**EXERCISE:**
Reproduce the following records line for line, exactly as they are, leaving out the pictures.

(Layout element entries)
· · · · ·
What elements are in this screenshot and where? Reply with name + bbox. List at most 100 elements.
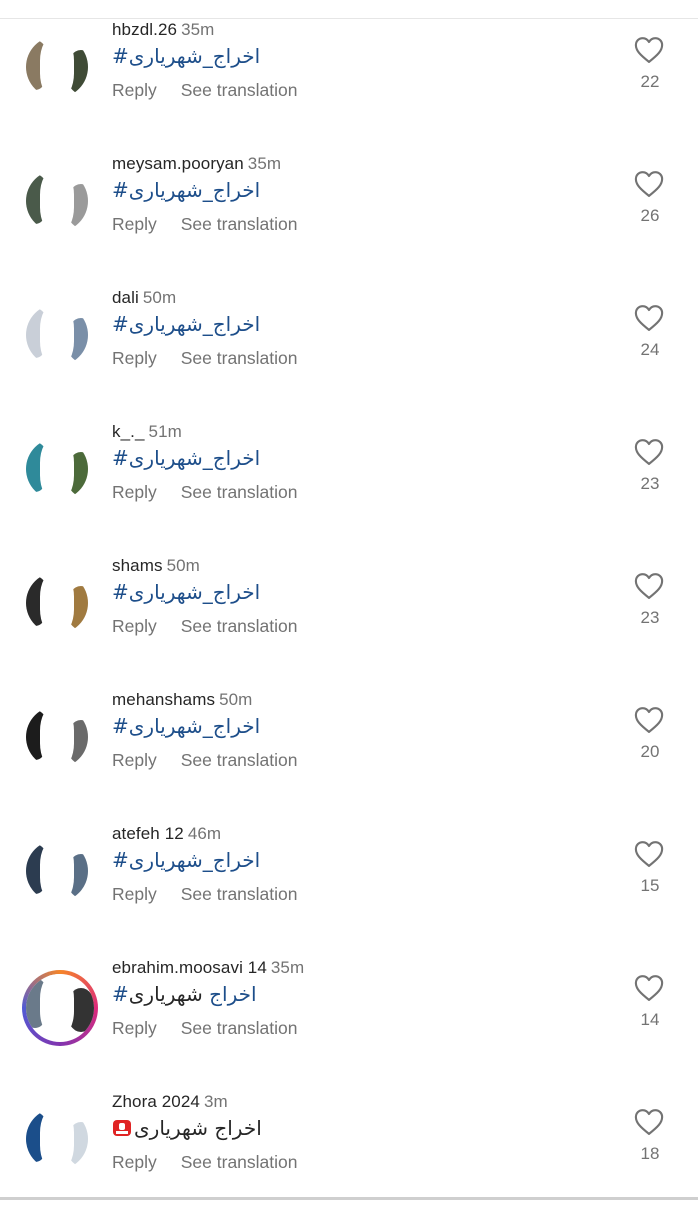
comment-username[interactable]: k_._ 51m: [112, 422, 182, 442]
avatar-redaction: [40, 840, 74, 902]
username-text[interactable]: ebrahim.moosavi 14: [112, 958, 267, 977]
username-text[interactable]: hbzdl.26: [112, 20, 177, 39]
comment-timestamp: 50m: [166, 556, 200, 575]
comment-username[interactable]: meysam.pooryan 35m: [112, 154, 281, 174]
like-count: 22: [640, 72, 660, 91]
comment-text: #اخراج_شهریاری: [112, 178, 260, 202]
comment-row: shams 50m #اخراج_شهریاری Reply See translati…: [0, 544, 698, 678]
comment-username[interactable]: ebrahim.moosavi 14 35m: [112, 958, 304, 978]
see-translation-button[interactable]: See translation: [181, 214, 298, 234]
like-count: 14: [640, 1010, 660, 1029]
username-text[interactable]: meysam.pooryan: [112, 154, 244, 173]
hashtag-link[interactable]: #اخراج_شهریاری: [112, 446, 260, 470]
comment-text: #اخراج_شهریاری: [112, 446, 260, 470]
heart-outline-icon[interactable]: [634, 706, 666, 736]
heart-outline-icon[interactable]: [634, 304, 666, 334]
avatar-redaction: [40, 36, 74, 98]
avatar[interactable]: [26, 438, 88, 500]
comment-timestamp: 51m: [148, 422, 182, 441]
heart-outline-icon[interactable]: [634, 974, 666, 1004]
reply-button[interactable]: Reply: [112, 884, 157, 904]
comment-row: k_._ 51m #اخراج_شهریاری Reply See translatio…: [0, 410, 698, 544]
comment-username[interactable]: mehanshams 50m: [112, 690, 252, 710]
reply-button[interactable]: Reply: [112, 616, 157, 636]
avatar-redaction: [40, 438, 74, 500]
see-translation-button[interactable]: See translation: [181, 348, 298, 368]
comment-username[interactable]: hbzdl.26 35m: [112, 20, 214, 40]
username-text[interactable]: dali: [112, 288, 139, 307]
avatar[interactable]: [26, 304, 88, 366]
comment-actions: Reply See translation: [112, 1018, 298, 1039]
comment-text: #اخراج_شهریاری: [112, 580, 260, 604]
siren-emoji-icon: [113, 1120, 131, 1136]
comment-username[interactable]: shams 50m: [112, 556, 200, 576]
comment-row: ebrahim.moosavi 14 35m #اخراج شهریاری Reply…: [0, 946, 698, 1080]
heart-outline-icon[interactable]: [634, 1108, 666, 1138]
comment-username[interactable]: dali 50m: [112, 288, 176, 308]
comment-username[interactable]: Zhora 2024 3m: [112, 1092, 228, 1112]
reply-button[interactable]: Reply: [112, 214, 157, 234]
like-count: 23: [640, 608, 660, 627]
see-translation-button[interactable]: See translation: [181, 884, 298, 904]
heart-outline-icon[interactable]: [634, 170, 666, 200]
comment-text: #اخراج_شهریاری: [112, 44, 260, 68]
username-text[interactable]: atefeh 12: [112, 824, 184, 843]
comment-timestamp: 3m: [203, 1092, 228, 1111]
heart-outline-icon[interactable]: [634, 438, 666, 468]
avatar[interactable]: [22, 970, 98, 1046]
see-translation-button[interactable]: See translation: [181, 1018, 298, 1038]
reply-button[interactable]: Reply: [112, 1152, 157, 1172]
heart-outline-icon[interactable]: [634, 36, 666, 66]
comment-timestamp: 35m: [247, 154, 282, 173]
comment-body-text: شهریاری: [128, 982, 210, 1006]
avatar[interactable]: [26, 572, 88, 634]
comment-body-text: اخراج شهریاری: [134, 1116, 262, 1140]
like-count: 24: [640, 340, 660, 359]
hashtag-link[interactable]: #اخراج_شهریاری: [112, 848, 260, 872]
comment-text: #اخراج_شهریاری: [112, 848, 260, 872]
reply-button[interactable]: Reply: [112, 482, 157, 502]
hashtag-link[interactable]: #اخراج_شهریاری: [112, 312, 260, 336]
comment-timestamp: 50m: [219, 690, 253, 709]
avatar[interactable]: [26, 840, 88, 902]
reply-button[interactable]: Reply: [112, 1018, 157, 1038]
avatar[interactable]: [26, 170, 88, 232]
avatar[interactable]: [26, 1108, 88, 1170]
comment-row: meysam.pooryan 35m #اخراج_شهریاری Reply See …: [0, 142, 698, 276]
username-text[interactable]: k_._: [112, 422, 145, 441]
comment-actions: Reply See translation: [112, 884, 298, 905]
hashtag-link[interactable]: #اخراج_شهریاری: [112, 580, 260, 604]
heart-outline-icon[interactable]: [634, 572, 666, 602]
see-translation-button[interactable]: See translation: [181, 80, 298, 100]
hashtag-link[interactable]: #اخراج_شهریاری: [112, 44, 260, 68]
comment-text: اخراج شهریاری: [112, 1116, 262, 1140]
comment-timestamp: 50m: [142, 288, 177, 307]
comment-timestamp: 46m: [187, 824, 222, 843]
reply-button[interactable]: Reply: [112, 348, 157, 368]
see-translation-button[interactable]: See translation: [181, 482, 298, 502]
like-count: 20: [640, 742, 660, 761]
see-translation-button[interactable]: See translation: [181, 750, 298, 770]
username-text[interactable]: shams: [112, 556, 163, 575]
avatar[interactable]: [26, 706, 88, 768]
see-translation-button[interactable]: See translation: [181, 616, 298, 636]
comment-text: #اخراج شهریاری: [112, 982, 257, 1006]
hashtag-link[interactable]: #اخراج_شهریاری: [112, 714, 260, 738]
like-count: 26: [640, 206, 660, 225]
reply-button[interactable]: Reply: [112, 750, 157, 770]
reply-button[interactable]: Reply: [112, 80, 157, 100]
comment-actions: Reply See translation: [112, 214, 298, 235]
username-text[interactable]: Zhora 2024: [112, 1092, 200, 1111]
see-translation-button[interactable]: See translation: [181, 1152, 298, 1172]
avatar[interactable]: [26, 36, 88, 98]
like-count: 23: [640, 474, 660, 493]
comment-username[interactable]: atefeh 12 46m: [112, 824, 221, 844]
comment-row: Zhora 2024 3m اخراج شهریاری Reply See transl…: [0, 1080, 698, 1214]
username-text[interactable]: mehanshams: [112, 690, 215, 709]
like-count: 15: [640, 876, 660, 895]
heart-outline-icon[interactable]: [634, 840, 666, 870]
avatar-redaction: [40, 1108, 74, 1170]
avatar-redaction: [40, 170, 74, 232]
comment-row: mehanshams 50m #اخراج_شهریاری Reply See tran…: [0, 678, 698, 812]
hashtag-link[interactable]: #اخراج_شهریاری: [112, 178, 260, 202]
· · · · ·
**THE RESULT:**
What elements are in this screenshot and where? Reply with name + bbox. List at most 100 elements.
comment-username[interactable]: k_._ 51m: [112, 422, 182, 442]
avatar-redaction: [40, 840, 74, 902]
username-text[interactable]: ebrahim.moosavi 14: [112, 958, 267, 977]
username-text[interactable]: hbzdl.26: [112, 20, 177, 39]
comment-timestamp: 50m: [166, 556, 200, 575]
comment-username[interactable]: meysam.pooryan 35m: [112, 154, 281, 174]
like-count: 22: [640, 72, 660, 91]
comment-text: #اخراج_شهریاری: [112, 178, 260, 202]
comment-row: shams 50m #اخراج_شهریاری Reply See translati…: [0, 544, 698, 678]
comment-username[interactable]: ebrahim.moosavi 14 35m: [112, 958, 304, 978]
see-translation-button[interactable]: See translation: [181, 214, 298, 234]
like-count: 14: [640, 1010, 660, 1029]
username-text[interactable]: meysam.pooryan: [112, 154, 244, 173]
hashtag-link[interactable]: #اخراج_شهریاری: [112, 446, 260, 470]
comment-text: #اخراج_شهریاری: [112, 446, 260, 470]
heart-outline-icon[interactable]: [634, 706, 666, 736]
heart-outline-icon[interactable]: [634, 304, 666, 334]
avatar-redaction: [40, 36, 74, 98]
avatar[interactable]: [26, 438, 88, 500]
comment-timestamp: 51m: [148, 422, 182, 441]
heart-outline-icon[interactable]: [634, 974, 666, 1004]
reply-button[interactable]: Reply: [112, 884, 157, 904]
comment-row: k_._ 51m #اخراج_شهریاری Reply See translatio…: [0, 410, 698, 544]
comment-username[interactable]: mehanshams 50m: [112, 690, 252, 710]
reply-button[interactable]: Reply: [112, 616, 157, 636]
avatar-redaction: [40, 438, 74, 500]
see-translation-button[interactable]: See translation: [181, 348, 298, 368]
comment-username[interactable]: hbzdl.26 35m: [112, 20, 214, 40]
username-text[interactable]: dali: [112, 288, 139, 307]
avatar[interactable]: [26, 304, 88, 366]
comment-actions: Reply See translation: [112, 1018, 298, 1039]
comment-text: #اخراج_شهریاری: [112, 580, 260, 604]
siren-emoji-icon: [113, 1120, 131, 1136]
comment-username[interactable]: shams 50m: [112, 556, 200, 576]
comment-row: ebrahim.moosavi 14 35m #اخراج شهریاری Reply…: [0, 946, 698, 1080]
heart-outline-icon[interactable]: [634, 1108, 666, 1138]
comment-username[interactable]: dali 50m: [112, 288, 176, 308]
comment-username[interactable]: Zhora 2024 3m: [112, 1092, 228, 1112]
reply-button[interactable]: Reply: [112, 214, 157, 234]
like-count: 23: [640, 608, 660, 627]
see-translation-button[interactable]: See translation: [181, 884, 298, 904]
heart-outline-icon[interactable]: [634, 170, 666, 200]
comment-text: #اخراج_شهریاری: [112, 44, 260, 68]
username-text[interactable]: atefeh 12: [112, 824, 184, 843]
comment-timestamp: 3m: [203, 1092, 228, 1111]
heart-outline-icon[interactable]: [634, 438, 666, 468]
avatar[interactable]: [22, 970, 98, 1046]
see-translation-button[interactable]: See translation: [181, 1018, 298, 1038]
reply-button[interactable]: Reply: [112, 1152, 157, 1172]
heart-outline-icon[interactable]: [634, 36, 666, 66]
comment-timestamp: 35m: [247, 154, 282, 173]
comment-body-text: شهریاری: [128, 982, 210, 1006]
avatar[interactable]: [26, 572, 88, 634]
comment-body-text: اخراج شهریاری: [134, 1116, 262, 1140]
like-count: 24: [640, 340, 660, 359]
hashtag-link[interactable]: #اخراج_شهریاری: [112, 848, 260, 872]
comment-text: #اخراج_شهریاری: [112, 848, 260, 872]
reply-button[interactable]: Reply: [112, 482, 157, 502]
hashtag-link[interactable]: #اخراج_شهریاری: [112, 312, 260, 336]
comment-timestamp: 50m: [219, 690, 253, 709]
avatar[interactable]: [26, 840, 88, 902]
reply-button[interactable]: Reply: [112, 1018, 157, 1038]
avatar[interactable]: [26, 170, 88, 232]
avatar[interactable]: [26, 1108, 88, 1170]
comment-row: meysam.pooryan 35m #اخراج_شهریاری Reply See …: [0, 142, 698, 276]
username-text[interactable]: k_._: [112, 422, 145, 441]
comment-actions: Reply See translation: [112, 884, 298, 905]
hashtag-link[interactable]: #اخراج_شهریاری: [112, 580, 260, 604]
heart-outline-icon[interactable]: [634, 572, 666, 602]
see-translation-button[interactable]: See translation: [181, 80, 298, 100]
hashtag-link[interactable]: #اخراج_شهریاری: [112, 44, 260, 68]
comment-text: اخراج شهریاری: [112, 1116, 262, 1140]
comment-timestamp: 50m: [142, 288, 177, 307]
comment-timestamp: 46m: [187, 824, 222, 843]
reply-button[interactable]: Reply: [112, 348, 157, 368]
see-translation-button[interactable]: See translation: [181, 482, 298, 502]
like-count: 20: [640, 742, 660, 761]
see-translation-button[interactable]: See translation: [181, 750, 298, 770]
username-text[interactable]: shams: [112, 556, 163, 575]
avatar[interactable]: [26, 706, 88, 768]
see-translation-button[interactable]: See translation: [181, 616, 298, 636]
comment-text: #اخراج شهریاری: [112, 982, 257, 1006]
hashtag-link[interactable]: #اخراج_شهریاری: [112, 714, 260, 738]
like-count: 26: [640, 206, 660, 225]
reply-button[interactable]: Reply: [112, 750, 157, 770]
reply-button[interactable]: Reply: [112, 80, 157, 100]
comment-actions: Reply See translation: [112, 214, 298, 235]
username-text[interactable]: Zhora 2024: [112, 1092, 200, 1111]
see-translation-button[interactable]: See translation: [181, 1152, 298, 1172]
avatar[interactable]: [26, 36, 88, 98]
like-count: 23: [640, 474, 660, 493]
comment-username[interactable]: atefeh 12 46m: [112, 824, 221, 844]
comment-row: Zhora 2024 3m اخراج شهریاری Reply See transl…: [0, 1080, 698, 1214]
username-text[interactable]: mehanshams: [112, 690, 215, 709]
like-count: 15: [640, 876, 660, 895]
heart-outline-icon[interactable]: [634, 840, 666, 870]
avatar-redaction: [40, 1108, 74, 1170]
avatar-redaction: [40, 170, 74, 232]
comment-row: mehanshams 50m #اخراج_شهریاری Reply See tran…: [0, 678, 698, 812]
hashtag-link[interactable]: #اخراج_شهریاری: [112, 178, 260, 202]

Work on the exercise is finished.